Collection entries

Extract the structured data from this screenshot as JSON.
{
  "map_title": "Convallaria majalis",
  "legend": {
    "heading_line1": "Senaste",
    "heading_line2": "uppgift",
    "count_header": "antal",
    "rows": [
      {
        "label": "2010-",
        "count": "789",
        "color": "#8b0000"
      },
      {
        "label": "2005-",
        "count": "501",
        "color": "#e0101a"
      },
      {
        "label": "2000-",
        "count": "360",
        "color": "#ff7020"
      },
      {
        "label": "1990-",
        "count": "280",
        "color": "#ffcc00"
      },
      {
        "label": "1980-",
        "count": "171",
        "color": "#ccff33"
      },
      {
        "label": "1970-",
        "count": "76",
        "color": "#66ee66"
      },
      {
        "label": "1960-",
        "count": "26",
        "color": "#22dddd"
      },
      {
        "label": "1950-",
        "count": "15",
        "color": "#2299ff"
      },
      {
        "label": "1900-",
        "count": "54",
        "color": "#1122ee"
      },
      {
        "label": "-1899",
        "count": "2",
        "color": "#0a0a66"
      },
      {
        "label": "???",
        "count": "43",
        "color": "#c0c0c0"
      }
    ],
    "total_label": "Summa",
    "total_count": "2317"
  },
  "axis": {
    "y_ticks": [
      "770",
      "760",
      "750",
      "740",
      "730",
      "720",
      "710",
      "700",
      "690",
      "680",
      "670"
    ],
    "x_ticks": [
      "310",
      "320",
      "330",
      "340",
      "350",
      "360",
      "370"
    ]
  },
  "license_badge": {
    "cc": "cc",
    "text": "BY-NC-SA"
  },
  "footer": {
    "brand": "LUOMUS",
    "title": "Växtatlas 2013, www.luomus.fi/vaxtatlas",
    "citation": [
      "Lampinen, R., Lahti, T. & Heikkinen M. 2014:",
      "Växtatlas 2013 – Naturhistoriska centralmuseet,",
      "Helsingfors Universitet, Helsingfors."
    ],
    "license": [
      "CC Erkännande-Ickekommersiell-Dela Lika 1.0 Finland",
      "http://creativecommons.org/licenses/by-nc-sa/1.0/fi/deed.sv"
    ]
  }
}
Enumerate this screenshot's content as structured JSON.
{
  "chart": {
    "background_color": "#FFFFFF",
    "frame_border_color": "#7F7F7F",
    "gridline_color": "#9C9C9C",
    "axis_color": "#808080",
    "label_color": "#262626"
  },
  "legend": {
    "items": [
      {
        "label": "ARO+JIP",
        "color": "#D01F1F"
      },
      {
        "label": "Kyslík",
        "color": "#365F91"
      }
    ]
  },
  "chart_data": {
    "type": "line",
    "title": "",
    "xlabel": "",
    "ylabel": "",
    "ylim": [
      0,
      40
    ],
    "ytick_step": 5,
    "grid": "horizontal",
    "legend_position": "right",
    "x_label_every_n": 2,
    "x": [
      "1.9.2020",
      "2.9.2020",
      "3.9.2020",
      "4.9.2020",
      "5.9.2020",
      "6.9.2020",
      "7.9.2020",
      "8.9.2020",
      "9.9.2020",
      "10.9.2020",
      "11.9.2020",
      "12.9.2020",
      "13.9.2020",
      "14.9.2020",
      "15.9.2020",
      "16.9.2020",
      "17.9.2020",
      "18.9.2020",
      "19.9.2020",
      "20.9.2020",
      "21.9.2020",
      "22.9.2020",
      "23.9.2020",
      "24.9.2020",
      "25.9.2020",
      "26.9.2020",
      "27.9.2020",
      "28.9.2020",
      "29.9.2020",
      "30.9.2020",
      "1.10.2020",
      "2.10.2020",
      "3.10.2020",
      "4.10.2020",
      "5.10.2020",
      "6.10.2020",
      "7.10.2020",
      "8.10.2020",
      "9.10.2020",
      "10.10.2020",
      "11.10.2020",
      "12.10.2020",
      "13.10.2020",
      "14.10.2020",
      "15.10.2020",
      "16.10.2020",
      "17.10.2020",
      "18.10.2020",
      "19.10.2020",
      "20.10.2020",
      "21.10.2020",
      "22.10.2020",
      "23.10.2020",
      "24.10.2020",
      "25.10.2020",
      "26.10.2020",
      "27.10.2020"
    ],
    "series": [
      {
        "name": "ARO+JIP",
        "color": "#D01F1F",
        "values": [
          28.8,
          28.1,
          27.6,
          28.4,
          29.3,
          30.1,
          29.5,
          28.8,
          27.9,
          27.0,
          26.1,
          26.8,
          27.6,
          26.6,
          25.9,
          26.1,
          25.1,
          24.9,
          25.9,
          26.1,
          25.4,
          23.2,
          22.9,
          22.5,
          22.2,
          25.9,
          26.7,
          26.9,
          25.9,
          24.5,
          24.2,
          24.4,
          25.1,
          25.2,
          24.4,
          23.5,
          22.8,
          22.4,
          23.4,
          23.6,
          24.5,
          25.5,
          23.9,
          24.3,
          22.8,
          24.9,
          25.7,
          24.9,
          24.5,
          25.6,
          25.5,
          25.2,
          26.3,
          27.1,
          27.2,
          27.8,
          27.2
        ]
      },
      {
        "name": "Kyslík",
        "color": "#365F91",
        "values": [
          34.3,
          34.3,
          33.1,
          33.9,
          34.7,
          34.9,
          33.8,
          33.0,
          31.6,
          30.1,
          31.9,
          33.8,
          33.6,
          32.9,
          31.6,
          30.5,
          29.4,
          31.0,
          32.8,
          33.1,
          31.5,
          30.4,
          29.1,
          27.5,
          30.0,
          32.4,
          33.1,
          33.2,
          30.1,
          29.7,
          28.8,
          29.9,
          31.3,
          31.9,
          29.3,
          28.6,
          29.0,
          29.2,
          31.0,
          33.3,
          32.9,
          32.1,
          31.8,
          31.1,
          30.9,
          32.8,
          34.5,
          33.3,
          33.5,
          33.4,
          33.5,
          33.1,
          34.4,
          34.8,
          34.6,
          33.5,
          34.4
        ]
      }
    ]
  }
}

* **TASK REQUIREMENTS**
Show the lines where the word "this" appears in the entries.

* **RIGHT ANSWER**
Extract the structured data from this screenshot as JSON.
Enumerate this screenshot's content as structured JSON.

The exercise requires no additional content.